◆ TEXTAUSZUG
Partner
Tarek Al-Wazir im Gespräch
„Wir verteidigen diese Heimat gegen die Angriffe von rechts.“
Tarek Al-Wazir ist seit 2014 stellvertretender Ministerpräsident Hessens. Nun stehen die Chancen gut, dass er mit der kommenden Landtagswahl am 28. Oktober sogar Ministerpräsident werden könnte. Im Gespräch mit uns hat er die wichtigsten Punkte seines Wahlprogramms zusammengefasst.
JOURNAL FRANKFURT: Fast fünf Jahre Schwarz-Grün: was bleibt?
Tarek Al-Wazir: Ein Blick nach vorne ist auch gleichzeitig ein Blick zurück. Wir haben uns 2013 mit Schwarz-Grün für etwas Ungewöhnliches entschieden – und es hat sich gelohnt. Uns ist es auch in der Koalition mit der CDU gelungen, Hessen grüner und gerechter zu machen. Wir haben dafür gesorgt, dass dieses Bundesland entscheidend voran gegangen ist. Wir waren zum Beispiel bei der Energiewende ganz am Ende der bundesweiten Rangliste, inzwischen liegen wir beim Zuwachs erneuerbarer Energien im vorderen Drittel.
Und sozialpolitisch?

◆ AUFGABENSTELLUNG
Beantworte anhand des Gesprächs mit Tarek Al-Wazir diese Fragen:
1. Seit welchem Jahr ist Tarek Al-Wazir stellvertretender Ministerpräsident Hessens?
2. An welchem Tag findet die kommende Landtagswahl statt?
3. Wo liegt Hessen laut Al-Wazir inzwischen beim Zuwachs erneuerbarer Energien?
Die Auflistung wird für die Bearbeitung nicht gebraucht.

◆ ROHDATEN
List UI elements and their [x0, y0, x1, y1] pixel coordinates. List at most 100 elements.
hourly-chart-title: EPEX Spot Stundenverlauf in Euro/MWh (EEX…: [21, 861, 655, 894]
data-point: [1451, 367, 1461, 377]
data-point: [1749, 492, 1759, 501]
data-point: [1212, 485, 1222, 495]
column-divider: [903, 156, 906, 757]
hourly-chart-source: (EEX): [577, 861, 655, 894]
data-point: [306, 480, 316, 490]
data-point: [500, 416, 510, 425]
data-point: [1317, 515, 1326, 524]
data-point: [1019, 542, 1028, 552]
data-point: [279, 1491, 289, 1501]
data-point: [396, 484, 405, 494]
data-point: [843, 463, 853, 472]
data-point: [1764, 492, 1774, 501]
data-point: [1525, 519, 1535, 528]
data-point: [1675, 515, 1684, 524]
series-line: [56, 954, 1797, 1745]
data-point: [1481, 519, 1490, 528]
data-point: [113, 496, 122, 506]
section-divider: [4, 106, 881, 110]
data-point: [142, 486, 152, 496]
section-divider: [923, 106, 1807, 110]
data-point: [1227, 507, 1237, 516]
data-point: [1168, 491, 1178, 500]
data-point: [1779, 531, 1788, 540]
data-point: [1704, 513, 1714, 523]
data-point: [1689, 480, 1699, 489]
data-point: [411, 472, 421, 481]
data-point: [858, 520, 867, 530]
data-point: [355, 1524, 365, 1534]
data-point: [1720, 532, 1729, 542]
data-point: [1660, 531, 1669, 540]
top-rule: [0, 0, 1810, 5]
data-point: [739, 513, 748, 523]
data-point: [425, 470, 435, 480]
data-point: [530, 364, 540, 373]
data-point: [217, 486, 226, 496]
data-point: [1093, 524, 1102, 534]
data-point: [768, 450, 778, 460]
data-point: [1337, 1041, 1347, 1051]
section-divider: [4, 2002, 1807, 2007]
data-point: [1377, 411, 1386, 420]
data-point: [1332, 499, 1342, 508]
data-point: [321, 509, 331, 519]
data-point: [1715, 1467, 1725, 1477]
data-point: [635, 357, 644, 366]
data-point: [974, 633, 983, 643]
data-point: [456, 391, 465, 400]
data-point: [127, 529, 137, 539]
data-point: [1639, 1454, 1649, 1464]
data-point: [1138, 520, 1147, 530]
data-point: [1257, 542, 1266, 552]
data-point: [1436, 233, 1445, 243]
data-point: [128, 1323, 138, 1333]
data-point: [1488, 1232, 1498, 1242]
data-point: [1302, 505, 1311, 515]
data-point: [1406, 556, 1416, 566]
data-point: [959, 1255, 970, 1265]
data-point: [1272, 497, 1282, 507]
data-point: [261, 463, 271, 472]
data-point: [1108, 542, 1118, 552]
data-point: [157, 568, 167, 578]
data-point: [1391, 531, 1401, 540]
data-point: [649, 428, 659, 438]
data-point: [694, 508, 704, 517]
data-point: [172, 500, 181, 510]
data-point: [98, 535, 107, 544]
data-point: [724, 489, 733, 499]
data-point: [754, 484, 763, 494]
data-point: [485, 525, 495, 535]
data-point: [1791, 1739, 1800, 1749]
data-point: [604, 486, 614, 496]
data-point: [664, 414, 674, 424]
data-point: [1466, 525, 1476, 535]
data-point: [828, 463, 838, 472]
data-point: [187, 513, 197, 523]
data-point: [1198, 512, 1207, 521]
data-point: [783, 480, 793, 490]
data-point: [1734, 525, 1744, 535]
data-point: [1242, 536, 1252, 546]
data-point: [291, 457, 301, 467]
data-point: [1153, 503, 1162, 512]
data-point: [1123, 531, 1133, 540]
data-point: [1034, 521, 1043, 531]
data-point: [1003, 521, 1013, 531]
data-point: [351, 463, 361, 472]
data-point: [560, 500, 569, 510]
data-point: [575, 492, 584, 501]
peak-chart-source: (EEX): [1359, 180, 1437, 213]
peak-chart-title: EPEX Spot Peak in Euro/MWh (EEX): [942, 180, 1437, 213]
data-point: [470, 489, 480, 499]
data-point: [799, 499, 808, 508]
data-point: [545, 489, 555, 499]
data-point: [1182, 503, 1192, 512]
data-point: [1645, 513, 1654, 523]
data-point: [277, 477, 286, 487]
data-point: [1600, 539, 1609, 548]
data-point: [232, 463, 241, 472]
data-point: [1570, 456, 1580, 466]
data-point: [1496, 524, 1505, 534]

◆ MUSTERLÖSUNG
1. Er ist seit 2014 stellvertretender Ministerpräsident Hessens.
2. Die Landtagswahl findet am 28. Oktober statt.
3. Hessen liegt beim Zuwachs erneuerbarer Energien inzwischen im vorderen Drittel.